***** Entries provided *****

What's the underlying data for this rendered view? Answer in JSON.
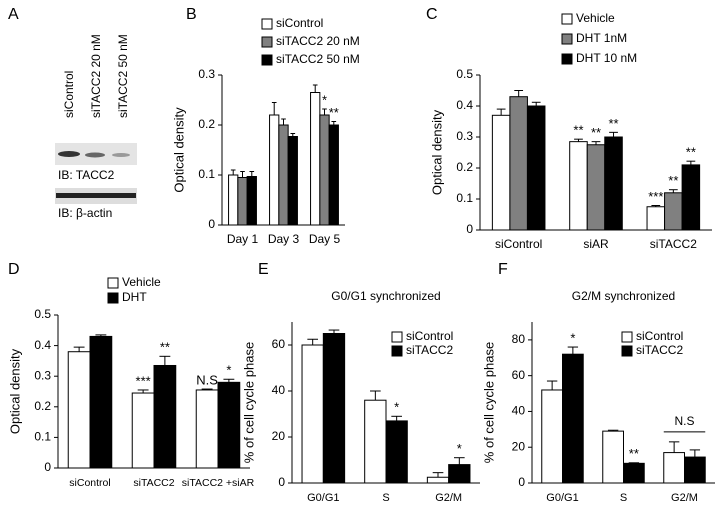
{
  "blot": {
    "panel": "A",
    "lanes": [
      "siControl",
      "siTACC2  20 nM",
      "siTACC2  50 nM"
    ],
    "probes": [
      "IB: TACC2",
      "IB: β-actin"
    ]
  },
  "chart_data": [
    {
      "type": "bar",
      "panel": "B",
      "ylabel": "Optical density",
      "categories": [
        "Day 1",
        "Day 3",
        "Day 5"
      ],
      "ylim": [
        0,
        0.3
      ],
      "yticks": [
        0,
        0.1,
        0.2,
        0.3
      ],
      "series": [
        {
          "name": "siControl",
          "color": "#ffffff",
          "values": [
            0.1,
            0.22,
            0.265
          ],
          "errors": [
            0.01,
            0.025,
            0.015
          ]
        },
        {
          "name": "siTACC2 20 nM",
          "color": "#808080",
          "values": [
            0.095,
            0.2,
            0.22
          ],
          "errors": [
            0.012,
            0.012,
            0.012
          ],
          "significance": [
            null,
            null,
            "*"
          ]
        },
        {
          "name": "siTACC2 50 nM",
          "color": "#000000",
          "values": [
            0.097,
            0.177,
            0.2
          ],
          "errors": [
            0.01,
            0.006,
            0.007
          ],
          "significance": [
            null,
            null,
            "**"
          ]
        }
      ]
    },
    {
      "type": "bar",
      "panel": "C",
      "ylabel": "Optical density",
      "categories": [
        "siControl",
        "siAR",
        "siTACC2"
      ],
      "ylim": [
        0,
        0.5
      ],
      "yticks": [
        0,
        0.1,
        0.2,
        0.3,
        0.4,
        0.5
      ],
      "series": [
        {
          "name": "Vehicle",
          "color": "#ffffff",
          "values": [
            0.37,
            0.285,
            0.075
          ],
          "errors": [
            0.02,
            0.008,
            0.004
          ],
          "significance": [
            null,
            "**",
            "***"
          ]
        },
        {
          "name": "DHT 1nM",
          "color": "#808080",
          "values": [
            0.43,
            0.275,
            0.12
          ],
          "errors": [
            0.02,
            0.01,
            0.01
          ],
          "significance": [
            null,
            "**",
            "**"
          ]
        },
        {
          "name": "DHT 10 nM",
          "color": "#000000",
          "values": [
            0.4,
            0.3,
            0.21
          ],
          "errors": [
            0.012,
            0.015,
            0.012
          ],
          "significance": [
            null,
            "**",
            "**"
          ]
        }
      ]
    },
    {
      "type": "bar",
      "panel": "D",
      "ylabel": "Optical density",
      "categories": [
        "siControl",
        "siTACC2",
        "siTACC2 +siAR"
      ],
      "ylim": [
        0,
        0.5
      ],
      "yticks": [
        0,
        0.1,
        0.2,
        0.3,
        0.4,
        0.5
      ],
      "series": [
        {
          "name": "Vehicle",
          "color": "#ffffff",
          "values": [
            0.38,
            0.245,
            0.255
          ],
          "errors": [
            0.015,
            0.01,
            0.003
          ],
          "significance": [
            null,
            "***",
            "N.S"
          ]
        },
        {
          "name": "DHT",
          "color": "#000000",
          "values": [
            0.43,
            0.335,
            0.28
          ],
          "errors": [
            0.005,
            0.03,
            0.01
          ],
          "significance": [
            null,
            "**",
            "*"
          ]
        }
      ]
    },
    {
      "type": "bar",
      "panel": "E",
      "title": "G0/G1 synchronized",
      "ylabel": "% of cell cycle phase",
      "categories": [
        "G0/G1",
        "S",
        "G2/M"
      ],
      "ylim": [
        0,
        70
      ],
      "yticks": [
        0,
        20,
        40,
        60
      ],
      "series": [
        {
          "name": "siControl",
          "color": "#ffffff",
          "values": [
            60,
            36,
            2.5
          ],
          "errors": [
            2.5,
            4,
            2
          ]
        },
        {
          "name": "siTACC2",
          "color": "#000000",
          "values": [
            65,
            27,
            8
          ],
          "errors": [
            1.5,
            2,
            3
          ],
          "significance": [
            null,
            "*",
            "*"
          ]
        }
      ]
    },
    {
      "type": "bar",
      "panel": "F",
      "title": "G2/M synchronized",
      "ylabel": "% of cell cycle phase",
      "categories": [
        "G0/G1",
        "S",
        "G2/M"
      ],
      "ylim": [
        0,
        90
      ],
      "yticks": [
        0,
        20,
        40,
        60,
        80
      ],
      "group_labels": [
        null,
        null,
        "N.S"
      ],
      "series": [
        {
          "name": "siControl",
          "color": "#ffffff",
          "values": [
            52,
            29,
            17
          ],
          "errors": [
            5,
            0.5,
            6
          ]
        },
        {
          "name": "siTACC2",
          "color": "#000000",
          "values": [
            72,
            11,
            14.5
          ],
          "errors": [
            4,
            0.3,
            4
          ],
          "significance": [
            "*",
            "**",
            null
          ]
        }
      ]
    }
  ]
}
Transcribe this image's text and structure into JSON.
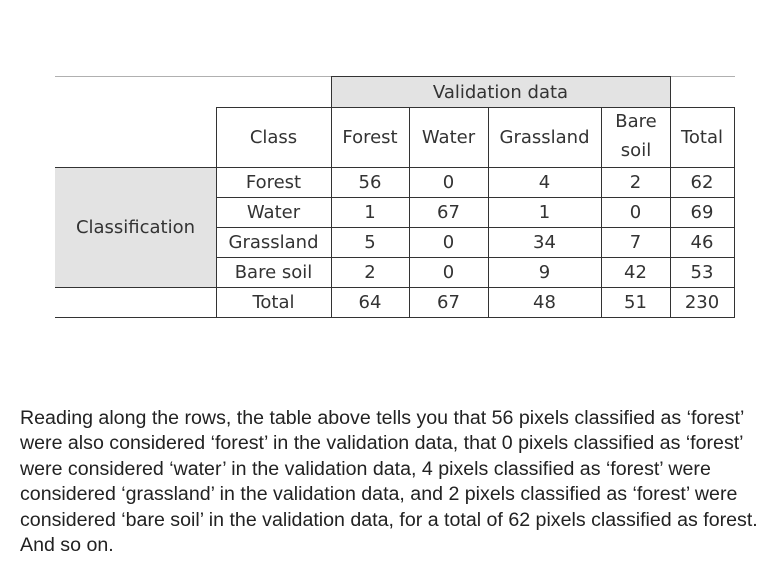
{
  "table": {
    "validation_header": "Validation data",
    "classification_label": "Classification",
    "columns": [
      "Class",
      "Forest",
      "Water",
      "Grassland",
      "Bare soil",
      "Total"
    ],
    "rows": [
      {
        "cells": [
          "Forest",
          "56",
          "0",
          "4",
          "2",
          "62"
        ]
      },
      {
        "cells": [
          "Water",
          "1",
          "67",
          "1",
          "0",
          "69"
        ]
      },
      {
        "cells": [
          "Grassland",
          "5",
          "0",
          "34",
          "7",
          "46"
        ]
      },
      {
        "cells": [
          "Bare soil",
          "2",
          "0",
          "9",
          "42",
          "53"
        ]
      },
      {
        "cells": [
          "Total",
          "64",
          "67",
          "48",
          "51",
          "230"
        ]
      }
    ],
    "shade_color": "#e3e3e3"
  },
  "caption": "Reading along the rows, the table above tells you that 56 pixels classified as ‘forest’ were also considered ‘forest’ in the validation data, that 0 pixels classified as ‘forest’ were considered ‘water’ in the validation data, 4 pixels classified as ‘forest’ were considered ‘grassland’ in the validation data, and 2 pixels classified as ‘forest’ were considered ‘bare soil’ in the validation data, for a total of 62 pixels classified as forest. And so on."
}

*****

◆ **Aim**: Look through the entries above. Extract each line with the word "JSON".

◆ **Solved problem**:
What's the underlying data for this rendered view? Answer in JSON.
Transcribe this image's text and structure into JSON.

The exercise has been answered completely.